───── Input for this task
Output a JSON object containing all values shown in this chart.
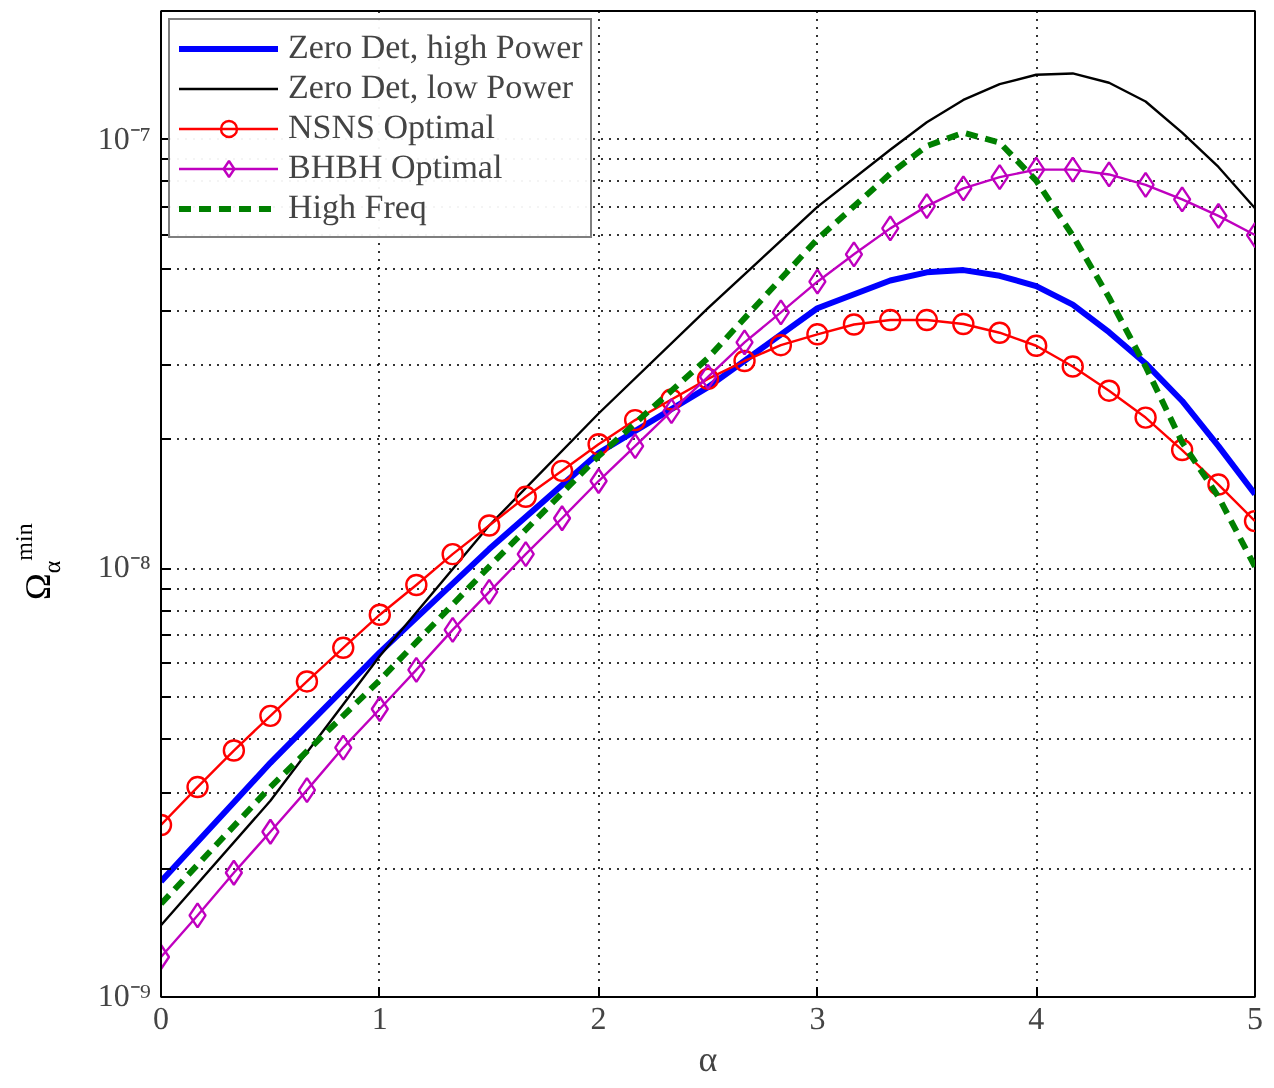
{
  "chart_data": {
    "type": "line",
    "xlabel": "α",
    "ylabel": "Ω$_{α}$$^{min}$",
    "log": "y",
    "grid": true,
    "legend": "top left",
    "xlim": [
      0,
      5
    ],
    "xticks": [
      0,
      1,
      2,
      3,
      4,
      5
    ],
    "ylim": [
      1e-09,
      2e-07
    ],
    "yticks": [
      {
        "value": 1e-09,
        "label": "10⁻⁹"
      },
      {
        "value": 2e-09,
        "label": null
      },
      {
        "value": 3e-09,
        "label": null
      },
      {
        "value": 4e-09,
        "label": null
      },
      {
        "value": 5e-09,
        "label": null
      },
      {
        "value": 6e-09,
        "label": null
      },
      {
        "value": 7e-09,
        "label": null
      },
      {
        "value": 8e-09,
        "label": null
      },
      {
        "value": 9e-09,
        "label": null
      },
      {
        "value": 1e-08,
        "label": "10⁻⁸"
      },
      {
        "value": 2e-08,
        "label": null
      },
      {
        "value": 3e-08,
        "label": null
      },
      {
        "value": 4e-08,
        "label": null
      },
      {
        "value": 5e-08,
        "label": null
      },
      {
        "value": 6e-08,
        "label": null
      },
      {
        "value": 7e-08,
        "label": null
      },
      {
        "value": 8e-08,
        "label": null
      },
      {
        "value": 9e-08,
        "label": null
      },
      {
        "value": 1e-07,
        "label": "10⁻⁷"
      },
      {
        "value": 2e-07,
        "label": null
      }
    ],
    "series": [
      {
        "name": "Zero Det, high Power",
        "color": "#0000ff",
        "marker": "none",
        "line_style": "solid",
        "x": [
          0,
          0.5,
          1,
          1.5,
          2,
          2.5,
          3,
          3.333,
          3.5,
          3.667,
          3.833,
          4,
          4.167,
          4.333,
          4.5,
          4.667,
          4.833,
          5
        ],
        "values": [
          1.86e-09,
          3.52e-09,
          6.37e-09,
          1.11e-08,
          1.86e-08,
          2.65e-08,
          4.05e-08,
          4.7e-08,
          4.91e-08,
          4.97e-08,
          4.82e-08,
          4.56e-08,
          4.13e-08,
          3.56e-08,
          3.01e-08,
          2.46e-08,
          1.93e-08,
          1.49e-08
        ]
      },
      {
        "name": "Zero Det, low Power",
        "color": "#000000",
        "marker": "none",
        "line_style": "solid",
        "x": [
          0,
          0.5,
          1,
          1.5,
          2,
          2.5,
          3,
          3.333,
          3.5,
          3.667,
          3.833,
          4,
          4.167,
          4.333,
          4.5,
          4.667,
          4.833,
          5
        ],
        "values": [
          1.47e-09,
          2.87e-09,
          6.25e-09,
          1.26e-08,
          2.3e-08,
          4.05e-08,
          6.98e-08,
          9.49e-08,
          1.1e-07,
          1.24e-07,
          1.35e-07,
          1.42e-07,
          1.43e-07,
          1.36e-07,
          1.23e-07,
          1.04e-07,
          8.65e-08,
          6.93e-08
        ]
      },
      {
        "name": "NSNS Optimal",
        "color": "#ff0000",
        "marker": "circle",
        "line_style": "solid",
        "x": [
          0,
          0.167,
          0.333,
          0.5,
          0.667,
          0.833,
          1,
          1.167,
          1.333,
          1.5,
          1.667,
          1.833,
          2,
          2.167,
          2.333,
          2.5,
          2.667,
          2.833,
          3,
          3.167,
          3.333,
          3.5,
          3.667,
          3.833,
          4,
          4.167,
          4.333,
          4.5,
          4.667,
          4.833,
          5
        ],
        "values": [
          2.52e-09,
          3.09e-09,
          3.76e-09,
          4.53e-09,
          5.45e-09,
          6.53e-09,
          7.8e-09,
          9.15e-09,
          1.08e-08,
          1.26e-08,
          1.47e-08,
          1.69e-08,
          1.95e-08,
          2.22e-08,
          2.48e-08,
          2.77e-08,
          3.05e-08,
          3.32e-08,
          3.52e-08,
          3.71e-08,
          3.8e-08,
          3.8e-08,
          3.72e-08,
          3.55e-08,
          3.31e-08,
          2.96e-08,
          2.6e-08,
          2.25e-08,
          1.89e-08,
          1.57e-08,
          1.29e-08
        ]
      },
      {
        "name": "BHBH Optimal",
        "color": "#bf00bf",
        "marker": "diamond",
        "line_style": "solid",
        "x": [
          0,
          0.167,
          0.333,
          0.5,
          0.667,
          0.833,
          1,
          1.167,
          1.333,
          1.5,
          1.667,
          1.833,
          2,
          2.167,
          2.333,
          2.5,
          2.667,
          2.833,
          3,
          3.167,
          3.333,
          3.5,
          3.667,
          3.833,
          4,
          4.167,
          4.333,
          4.5,
          4.667,
          4.833,
          5
        ],
        "values": [
          1.24e-09,
          1.55e-09,
          1.95e-09,
          2.43e-09,
          3.04e-09,
          3.82e-09,
          4.7e-09,
          5.8e-09,
          7.19e-09,
          8.82e-09,
          1.08e-08,
          1.31e-08,
          1.6e-08,
          1.93e-08,
          2.33e-08,
          2.8e-08,
          3.37e-08,
          3.96e-08,
          4.67e-08,
          5.41e-08,
          6.22e-08,
          7.01e-08,
          7.71e-08,
          8.19e-08,
          8.53e-08,
          8.53e-08,
          8.31e-08,
          7.86e-08,
          7.27e-08,
          6.65e-08,
          6e-08
        ]
      },
      {
        "name": "High Freq",
        "color": "#008000",
        "marker": "none",
        "line_style": "dashed",
        "x": [
          0,
          0.5,
          1,
          1.5,
          2,
          2.5,
          3,
          3.333,
          3.5,
          3.667,
          3.833,
          4,
          4.167,
          4.333,
          4.5,
          4.667,
          4.833,
          5
        ],
        "values": [
          1.65e-09,
          3.09e-09,
          5.49e-09,
          1.01e-08,
          1.83e-08,
          3.1e-08,
          5.87e-08,
          8.34e-08,
          9.68e-08,
          1.04e-07,
          9.86e-08,
          8.04e-08,
          5.98e-08,
          4.29e-08,
          2.96e-08,
          1.97e-08,
          1.47e-08,
          1.01e-08
        ]
      }
    ]
  }
}
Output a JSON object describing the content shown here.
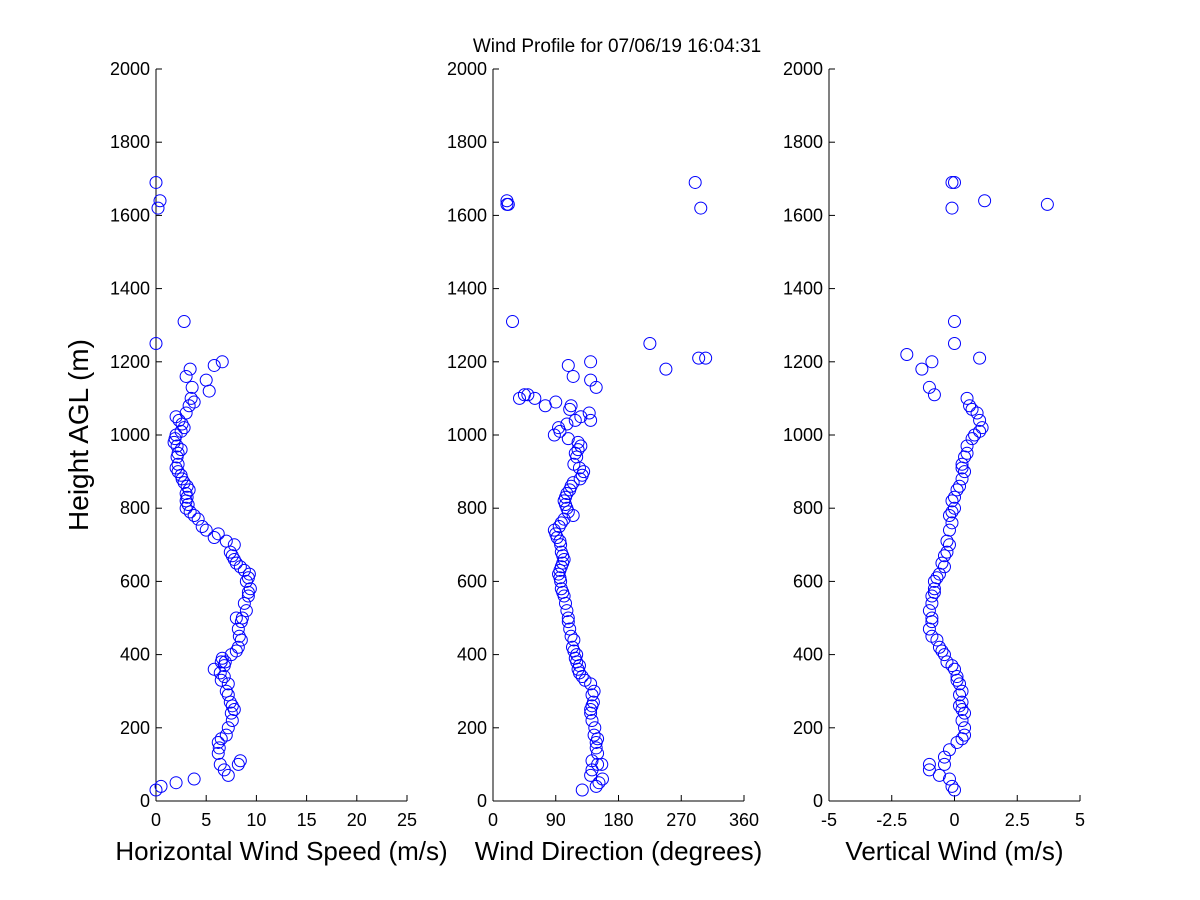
{
  "figure": {
    "title": "Wind Profile for  07/06/19 16:04:31",
    "ylabel": "Height AGL (m)",
    "marker_color": "#0000ff"
  },
  "chart_data": [
    {
      "type": "scatter",
      "xlabel": "Horizontal Wind Speed (m/s)",
      "ylabel": "Height AGL (m)",
      "xlim": [
        0,
        25
      ],
      "ylim": [
        0,
        2000
      ],
      "xticks": [
        0,
        5,
        10,
        15,
        20,
        25
      ],
      "xtick_labels": [
        "0",
        "5",
        "10",
        "15",
        "20",
        "25"
      ],
      "yticks": [
        0,
        200,
        400,
        600,
        800,
        1000,
        1200,
        1400,
        1600,
        1800,
        2000
      ],
      "grid": false,
      "x": [
        0.0,
        0.5,
        2.0,
        3.8,
        7.2,
        6.8,
        8.2,
        6.4,
        8.4,
        6.2,
        6.3,
        6.2,
        6.5,
        7.0,
        7.2,
        7.6,
        7.5,
        7.8,
        7.6,
        7.4,
        7.2,
        7.0,
        7.2,
        6.5,
        6.8,
        6.4,
        5.8,
        6.8,
        6.5,
        6.9,
        6.6,
        7.5,
        8.0,
        8.2,
        8.5,
        8.3,
        8.2,
        8.5,
        8.6,
        8.0,
        9.0,
        8.8,
        9.2,
        9.2,
        9.4,
        9.0,
        9.2,
        9.3,
        8.8,
        8.4,
        8.0,
        7.8,
        7.6,
        7.4,
        7.8,
        7.0,
        5.8,
        6.2,
        5.0,
        4.6,
        4.2,
        3.8,
        3.4,
        3.0,
        3.2,
        3.0,
        3.1,
        3.0,
        3.3,
        3.1,
        2.8,
        2.6,
        2.5,
        2.2,
        2.0,
        2.2,
        2.1,
        2.2,
        2.5,
        2.1,
        1.8,
        1.9,
        2.0,
        2.5,
        2.8,
        2.6,
        2.3,
        2.0,
        3.0,
        3.3,
        3.8,
        3.5,
        5.3,
        3.6,
        5.0,
        3.0,
        3.4,
        5.8,
        6.6,
        0.0,
        2.8,
        0.2,
        0.4,
        0.0
      ],
      "y": [
        30,
        40,
        50,
        60,
        70,
        85,
        100,
        100,
        110,
        130,
        145,
        160,
        170,
        180,
        200,
        220,
        240,
        250,
        260,
        270,
        290,
        300,
        320,
        330,
        340,
        350,
        360,
        370,
        380,
        380,
        390,
        400,
        410,
        420,
        440,
        450,
        470,
        490,
        500,
        500,
        520,
        540,
        560,
        570,
        580,
        600,
        610,
        620,
        630,
        640,
        650,
        660,
        670,
        680,
        700,
        710,
        720,
        730,
        740,
        750,
        770,
        780,
        790,
        800,
        810,
        820,
        830,
        840,
        850,
        860,
        870,
        880,
        890,
        900,
        910,
        920,
        940,
        950,
        960,
        970,
        980,
        990,
        1000,
        1010,
        1020,
        1030,
        1040,
        1050,
        1060,
        1080,
        1090,
        1100,
        1120,
        1130,
        1150,
        1160,
        1180,
        1190,
        1200,
        1250,
        1310,
        1620,
        1640,
        1690
      ]
    },
    {
      "type": "scatter",
      "xlabel": "Wind Direction (degrees)",
      "xlim": [
        0,
        360
      ],
      "ylim": [
        0,
        2000
      ],
      "xticks": [
        0,
        90,
        180,
        270,
        360
      ],
      "xtick_labels": [
        "0",
        "90",
        "180",
        "270",
        "360"
      ],
      "yticks": [
        0,
        200,
        400,
        600,
        800,
        1000,
        1200,
        1400,
        1600,
        1800,
        2000
      ],
      "grid": false,
      "x": [
        128,
        148,
        152,
        157,
        140,
        142,
        156,
        150,
        142,
        150,
        148,
        148,
        150,
        145,
        146,
        142,
        140,
        140,
        142,
        144,
        142,
        145,
        140,
        132,
        128,
        124,
        122,
        124,
        120,
        118,
        120,
        116,
        114,
        116,
        112,
        110,
        108,
        108,
        106,
        104,
        102,
        100,
        98,
        97,
        96,
        94,
        96,
        98,
        100,
        102,
        100,
        98,
        97,
        96,
        92,
        90,
        88,
        95,
        98,
        102,
        115,
        108,
        106,
        104,
        102,
        104,
        106,
        110,
        112,
        115,
        125,
        128,
        130,
        124,
        116,
        120,
        118,
        122,
        126,
        122,
        108,
        88,
        96,
        94,
        106,
        118,
        126,
        138,
        110,
        112,
        90,
        60,
        45,
        38,
        50,
        75,
        140,
        148,
        140,
        115,
        28,
        108,
        140,
        248,
        295,
        20,
        225,
        20,
        305,
        22,
        298,
        290
      ],
      "y": [
        30,
        40,
        50,
        60,
        70,
        85,
        100,
        100,
        110,
        130,
        145,
        160,
        170,
        180,
        200,
        220,
        240,
        250,
        260,
        270,
        290,
        300,
        320,
        330,
        340,
        350,
        360,
        370,
        380,
        390,
        400,
        410,
        420,
        440,
        450,
        470,
        490,
        500,
        520,
        540,
        560,
        570,
        580,
        600,
        610,
        620,
        630,
        640,
        650,
        660,
        670,
        680,
        700,
        710,
        720,
        730,
        740,
        750,
        760,
        770,
        780,
        790,
        800,
        810,
        820,
        830,
        840,
        850,
        860,
        870,
        880,
        890,
        900,
        910,
        920,
        940,
        950,
        960,
        970,
        980,
        990,
        1000,
        1010,
        1020,
        1030,
        1040,
        1050,
        1060,
        1070,
        1080,
        1090,
        1100,
        1110,
        1100,
        1110,
        1080,
        1040,
        1130,
        1150,
        1160,
        1310,
        1190,
        1200,
        1180,
        1210,
        1640,
        1250,
        1630,
        1210,
        1630,
        1620,
        1690
      ]
    },
    {
      "type": "scatter",
      "xlabel": "Vertical Wind (m/s)",
      "xlim": [
        -5,
        5
      ],
      "ylim": [
        0,
        2000
      ],
      "xticks": [
        -5,
        -2.5,
        0,
        2.5,
        5
      ],
      "xtick_labels": [
        "-5",
        "-2.5",
        "0",
        "2.5",
        "5"
      ],
      "yticks": [
        0,
        200,
        400,
        600,
        800,
        1000,
        1200,
        1400,
        1600,
        1800,
        2000
      ],
      "grid": false,
      "x": [
        0.0,
        -0.1,
        -0.2,
        -0.6,
        -1.0,
        -1.0,
        -0.4,
        -0.4,
        -0.2,
        0.1,
        0.3,
        0.4,
        0.4,
        0.3,
        0.4,
        0.3,
        0.2,
        0.3,
        0.2,
        0.3,
        0.2,
        0.1,
        0.1,
        0.0,
        -0.1,
        -0.3,
        -0.4,
        -0.5,
        -0.6,
        -0.7,
        -0.9,
        -1.0,
        -0.9,
        -0.9,
        -1.0,
        -0.9,
        -0.9,
        -0.8,
        -0.8,
        -0.8,
        -0.7,
        -0.6,
        -0.4,
        -0.5,
        -0.4,
        -0.3,
        -0.2,
        -0.3,
        -0.2,
        -0.1,
        -0.2,
        -0.1,
        0.0,
        -0.1,
        0.0,
        0.1,
        0.2,
        0.3,
        0.4,
        0.3,
        0.3,
        0.4,
        0.5,
        0.5,
        0.7,
        0.8,
        1.0,
        1.1,
        1.0,
        0.9,
        0.7,
        0.6,
        0.5,
        -1.0,
        -0.8,
        -1.3,
        -0.9,
        -1.9,
        1.0,
        0.0,
        0.0,
        -0.1,
        -0.1,
        3.7,
        1.2,
        0.0
      ],
      "y": [
        30,
        40,
        60,
        70,
        85,
        100,
        100,
        120,
        140,
        160,
        170,
        180,
        200,
        220,
        240,
        250,
        260,
        270,
        290,
        300,
        320,
        330,
        340,
        360,
        370,
        380,
        400,
        410,
        420,
        440,
        450,
        470,
        490,
        500,
        520,
        540,
        560,
        570,
        580,
        600,
        610,
        620,
        640,
        650,
        670,
        680,
        700,
        710,
        740,
        760,
        780,
        790,
        800,
        820,
        830,
        850,
        860,
        880,
        900,
        910,
        920,
        940,
        950,
        970,
        990,
        1000,
        1010,
        1020,
        1040,
        1060,
        1070,
        1080,
        1100,
        1130,
        1110,
        1180,
        1200,
        1220,
        1210,
        1250,
        1310,
        1620,
        1690,
        1630,
        1640,
        1690
      ]
    }
  ]
}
──────────
• Request: Copy each line of the records that contains the word "Zero".

• Solution:
        "name": "Zero Det, high Power",
        "name": "Zero Det, low Power",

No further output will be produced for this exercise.